===== Data section

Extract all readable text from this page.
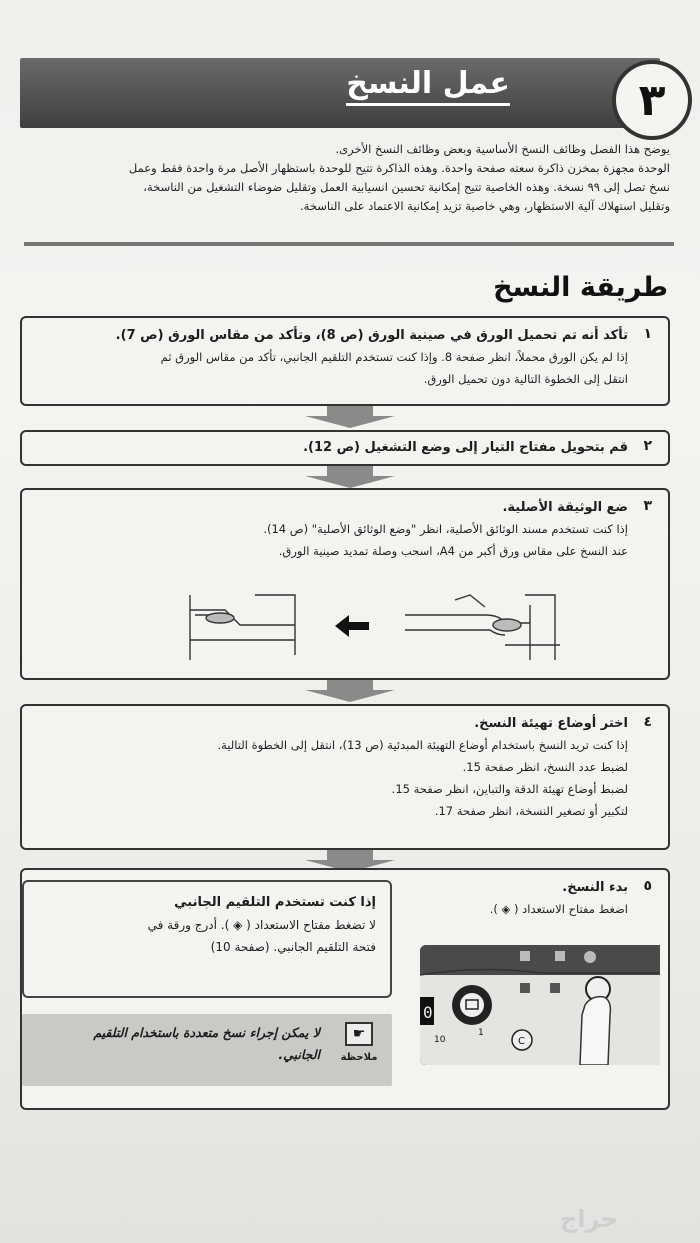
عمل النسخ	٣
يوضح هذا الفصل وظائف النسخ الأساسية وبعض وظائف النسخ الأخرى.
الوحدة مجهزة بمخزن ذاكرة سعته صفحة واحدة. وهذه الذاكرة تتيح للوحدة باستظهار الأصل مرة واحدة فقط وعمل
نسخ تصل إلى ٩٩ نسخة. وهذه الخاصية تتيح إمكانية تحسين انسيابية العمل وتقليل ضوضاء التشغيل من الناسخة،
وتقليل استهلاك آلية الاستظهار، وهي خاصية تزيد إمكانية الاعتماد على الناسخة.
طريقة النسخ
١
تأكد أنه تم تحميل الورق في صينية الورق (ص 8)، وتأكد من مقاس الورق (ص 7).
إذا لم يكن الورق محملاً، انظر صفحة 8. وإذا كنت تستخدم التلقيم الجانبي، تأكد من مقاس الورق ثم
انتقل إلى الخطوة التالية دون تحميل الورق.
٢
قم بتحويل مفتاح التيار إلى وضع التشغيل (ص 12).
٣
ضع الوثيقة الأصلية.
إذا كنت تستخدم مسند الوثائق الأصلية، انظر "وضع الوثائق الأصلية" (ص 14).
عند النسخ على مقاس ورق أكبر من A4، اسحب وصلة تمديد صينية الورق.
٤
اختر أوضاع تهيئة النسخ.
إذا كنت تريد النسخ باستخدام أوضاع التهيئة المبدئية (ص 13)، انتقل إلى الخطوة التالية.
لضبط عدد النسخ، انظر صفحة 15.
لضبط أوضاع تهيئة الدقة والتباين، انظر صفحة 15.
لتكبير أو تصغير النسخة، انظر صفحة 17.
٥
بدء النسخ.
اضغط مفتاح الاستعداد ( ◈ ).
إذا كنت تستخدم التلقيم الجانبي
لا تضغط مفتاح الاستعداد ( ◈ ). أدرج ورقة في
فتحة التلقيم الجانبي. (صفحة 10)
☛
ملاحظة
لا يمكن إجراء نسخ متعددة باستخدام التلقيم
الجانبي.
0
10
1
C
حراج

==========

Work to do.
Reproduce the whole listing above word for word, but not its pictures.

Exercise response.
Extract all readable text from this page.
عمل النسخ	٣
يوضح هذا الفصل وظائف النسخ الأساسية وبعض وظائف النسخ الأخرى.
الوحدة مجهزة بمخزن ذاكرة سعته صفحة واحدة. وهذه الذاكرة تتيح للوحدة باستظهار الأصل مرة واحدة فقط وعمل
نسخ تصل إلى ٩٩ نسخة. وهذه الخاصية تتيح إمكانية تحسين انسيابية العمل وتقليل ضوضاء التشغيل من الناسخة،
وتقليل استهلاك آلية الاستظهار، وهي خاصية تزيد إمكانية الاعتماد على الناسخة.
طريقة النسخ
١
تأكد أنه تم تحميل الورق في صينية الورق (ص 8)، وتأكد من مقاس الورق (ص 7).
إذا لم يكن الورق محملاً، انظر صفحة 8. وإذا كنت تستخدم التلقيم الجانبي، تأكد من مقاس الورق ثم
انتقل إلى الخطوة التالية دون تحميل الورق.
٢
قم بتحويل مفتاح التيار إلى وضع التشغيل (ص 12).
٣
ضع الوثيقة الأصلية.
إذا كنت تستخدم مسند الوثائق الأصلية، انظر "وضع الوثائق الأصلية" (ص 14).
عند النسخ على مقاس ورق أكبر من A4، اسحب وصلة تمديد صينية الورق.
٤
اختر أوضاع تهيئة النسخ.
إذا كنت تريد النسخ باستخدام أوضاع التهيئة المبدئية (ص 13)، انتقل إلى الخطوة التالية.
لضبط عدد النسخ، انظر صفحة 15.
لضبط أوضاع تهيئة الدقة والتباين، انظر صفحة 15.
لتكبير أو تصغير النسخة، انظر صفحة 17.
٥
بدء النسخ.
اضغط مفتاح الاستعداد ( ◈ ).
إذا كنت تستخدم التلقيم الجانبي
لا تضغط مفتاح الاستعداد ( ◈ ). أدرج ورقة في
فتحة التلقيم الجانبي. (صفحة 10)
☛
ملاحظة
لا يمكن إجراء نسخ متعددة باستخدام التلقيم
الجانبي.
0
10
1
C
حراج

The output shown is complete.